* **Task objective**:
Reproduce the listing below exactly. Pictures do not belong in the copy.
>> Begin Source material
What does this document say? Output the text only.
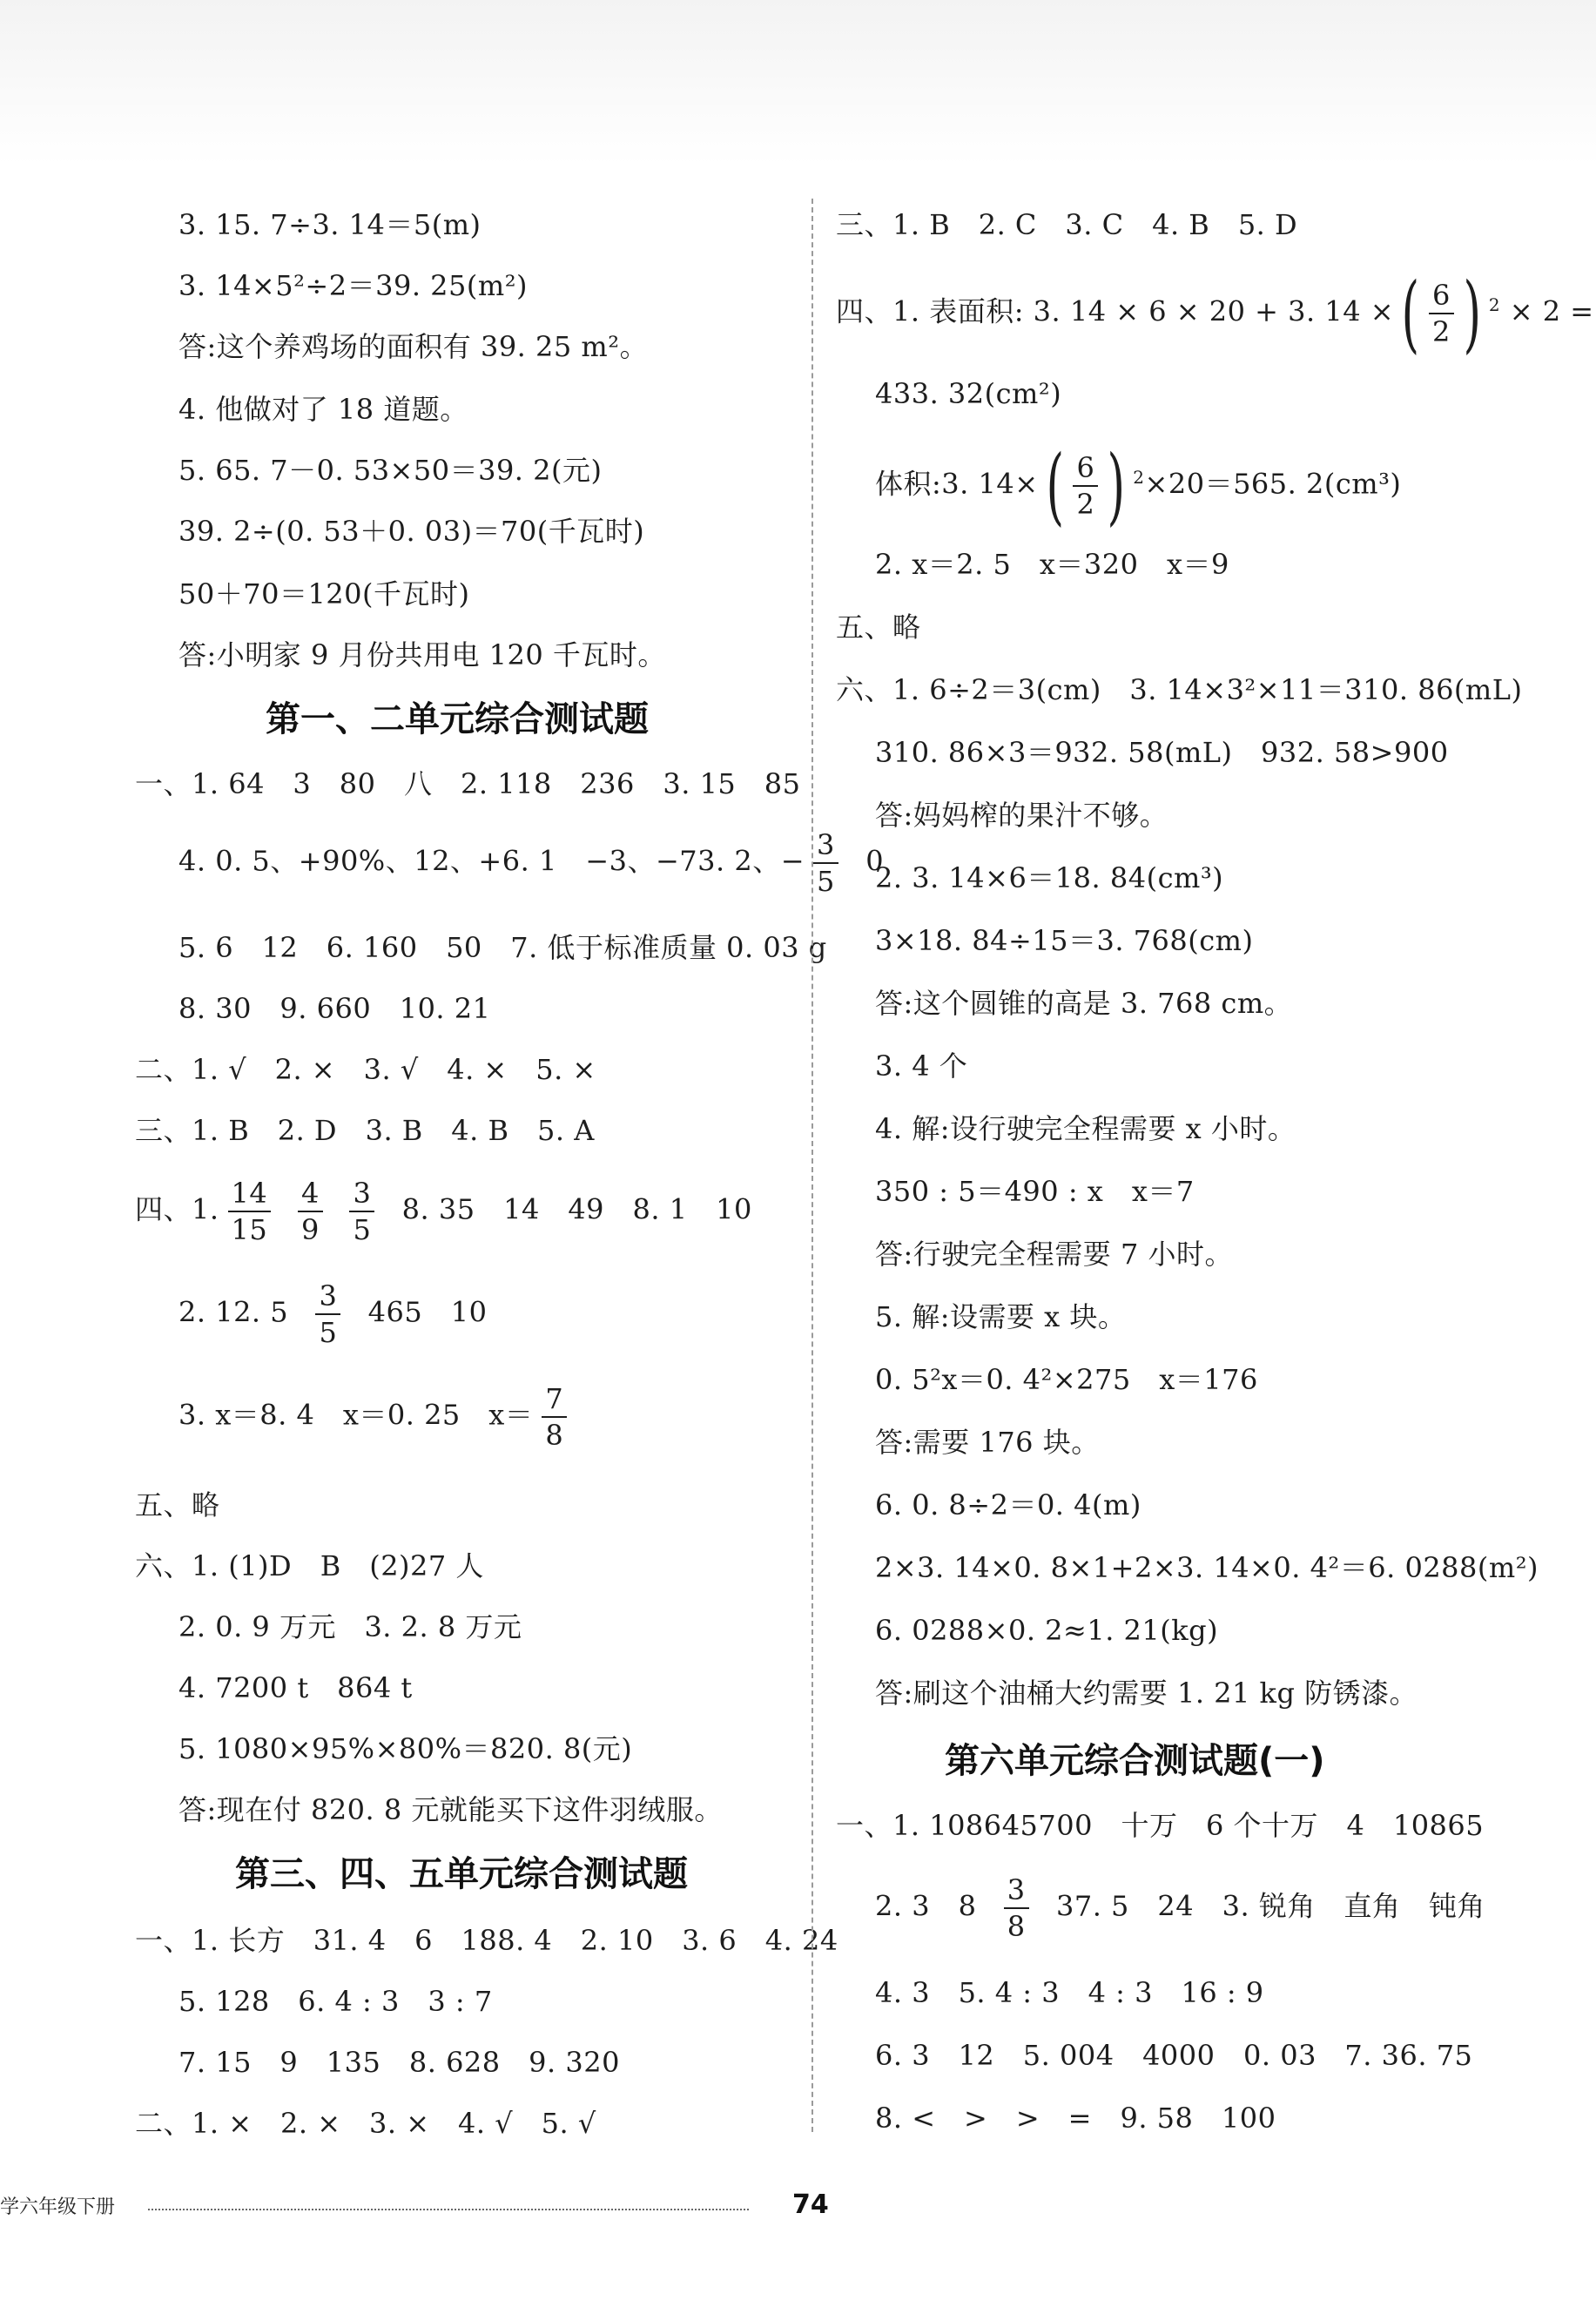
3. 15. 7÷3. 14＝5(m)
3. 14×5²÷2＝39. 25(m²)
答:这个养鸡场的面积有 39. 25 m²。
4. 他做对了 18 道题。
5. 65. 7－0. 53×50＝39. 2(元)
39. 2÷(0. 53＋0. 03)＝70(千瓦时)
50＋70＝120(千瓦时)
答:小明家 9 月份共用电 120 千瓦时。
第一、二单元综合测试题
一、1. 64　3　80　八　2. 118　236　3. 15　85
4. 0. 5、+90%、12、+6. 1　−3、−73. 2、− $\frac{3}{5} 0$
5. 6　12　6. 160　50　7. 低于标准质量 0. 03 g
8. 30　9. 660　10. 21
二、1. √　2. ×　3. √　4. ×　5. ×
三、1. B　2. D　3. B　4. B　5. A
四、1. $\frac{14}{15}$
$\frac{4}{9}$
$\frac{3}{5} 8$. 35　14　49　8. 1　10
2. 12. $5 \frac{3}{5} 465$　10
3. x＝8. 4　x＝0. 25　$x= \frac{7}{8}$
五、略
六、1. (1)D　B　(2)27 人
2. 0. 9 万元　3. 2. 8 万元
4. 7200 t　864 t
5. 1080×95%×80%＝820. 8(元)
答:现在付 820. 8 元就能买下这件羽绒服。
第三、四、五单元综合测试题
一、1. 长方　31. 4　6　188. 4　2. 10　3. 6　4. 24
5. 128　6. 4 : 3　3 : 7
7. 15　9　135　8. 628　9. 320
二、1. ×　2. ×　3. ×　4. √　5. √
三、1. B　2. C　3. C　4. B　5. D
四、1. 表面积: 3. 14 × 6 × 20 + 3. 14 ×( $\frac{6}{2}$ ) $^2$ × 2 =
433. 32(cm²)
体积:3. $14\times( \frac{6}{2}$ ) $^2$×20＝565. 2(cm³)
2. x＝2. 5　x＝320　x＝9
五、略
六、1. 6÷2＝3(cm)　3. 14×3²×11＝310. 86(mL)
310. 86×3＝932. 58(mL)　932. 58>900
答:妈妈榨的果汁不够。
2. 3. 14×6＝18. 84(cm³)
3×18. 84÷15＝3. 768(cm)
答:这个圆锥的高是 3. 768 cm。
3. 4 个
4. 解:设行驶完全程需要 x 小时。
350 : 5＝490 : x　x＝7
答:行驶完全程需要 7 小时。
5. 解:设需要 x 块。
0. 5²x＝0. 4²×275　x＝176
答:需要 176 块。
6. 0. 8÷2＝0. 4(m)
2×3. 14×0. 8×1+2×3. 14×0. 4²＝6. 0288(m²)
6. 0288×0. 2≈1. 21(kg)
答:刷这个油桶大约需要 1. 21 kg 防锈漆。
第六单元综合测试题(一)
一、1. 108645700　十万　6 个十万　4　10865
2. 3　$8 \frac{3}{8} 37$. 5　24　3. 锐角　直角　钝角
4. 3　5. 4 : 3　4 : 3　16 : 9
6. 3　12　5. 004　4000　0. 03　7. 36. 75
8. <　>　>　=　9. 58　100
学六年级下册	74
>> End Source material
* **Reply**:
What does this document say? Output the text only.
3. 15. 7÷3. 14＝5(m)
3. 14×5²÷2＝39. 25(m²)
答:这个养鸡场的面积有 39. 25 m²。
4. 他做对了 18 道题。
5. 65. 7－0. 53×50＝39. 2(元)
39. 2÷(0. 53＋0. 03)＝70(千瓦时)
50＋70＝120(千瓦时)
答:小明家 9 月份共用电 120 千瓦时。
第一、二单元综合测试题
一、1. 64　3　80　八　2. 118　236　3. 15　85
4. 0. 5、+90%、12、+6. 1　−3、−73. 2、− $\frac{3}{5} 0$
5. 6　12　6. 160　50　7. 低于标准质量 0. 03 g
8. 30　9. 660　10. 21
二、1. √　2. ×　3. √　4. ×　5. ×
三、1. B　2. D　3. B　4. B　5. A
四、1. $\frac{14}{15}$
$\frac{4}{9}$
$\frac{3}{5} 8$. 35　14　49　8. 1　10
2. 12. $5 \frac{3}{5} 465$　10
3. x＝8. 4　x＝0. 25　$x= \frac{7}{8}$
五、略
六、1. (1)D　B　(2)27 人
2. 0. 9 万元　3. 2. 8 万元
4. 7200 t　864 t
5. 1080×95%×80%＝820. 8(元)
答:现在付 820. 8 元就能买下这件羽绒服。
第三、四、五单元综合测试题
一、1. 长方　31. 4　6　188. 4　2. 10　3. 6　4. 24
5. 128　6. 4 : 3　3 : 7
7. 15　9　135　8. 628　9. 320
二、1. ×　2. ×　3. ×　4. √　5. √
三、1. B　2. C　3. C　4. B　5. D
四、1. 表面积: 3. 14 × 6 × 20 + 3. 14 ×( $\frac{6}{2}$ ) $^2$ × 2 =
433. 32(cm²)
体积:3. $14\times( \frac{6}{2}$ ) $^2$×20＝565. 2(cm³)
2. x＝2. 5　x＝320　x＝9
五、略
六、1. 6÷2＝3(cm)　3. 14×3²×11＝310. 86(mL)
310. 86×3＝932. 58(mL)　932. 58>900
答:妈妈榨的果汁不够。
2. 3. 14×6＝18. 84(cm³)
3×18. 84÷15＝3. 768(cm)
答:这个圆锥的高是 3. 768 cm。
3. 4 个
4. 解:设行驶完全程需要 x 小时。
350 : 5＝490 : x　x＝7
答:行驶完全程需要 7 小时。
5. 解:设需要 x 块。
0. 5²x＝0. 4²×275　x＝176
答:需要 176 块。
6. 0. 8÷2＝0. 4(m)
2×3. 14×0. 8×1+2×3. 14×0. 4²＝6. 0288(m²)
6. 0288×0. 2≈1. 21(kg)
答:刷这个油桶大约需要 1. 21 kg 防锈漆。
第六单元综合测试题(一)
一、1. 108645700　十万　6 个十万　4　10865
2. 3　$8 \frac{3}{8} 37$. 5　24　3. 锐角　直角　钝角
4. 3　5. 4 : 3　4 : 3　16 : 9
6. 3　12　5. 004　4000　0. 03　7. 36. 75
8. <　>　>　=　9. 58　100
学六年级下册	74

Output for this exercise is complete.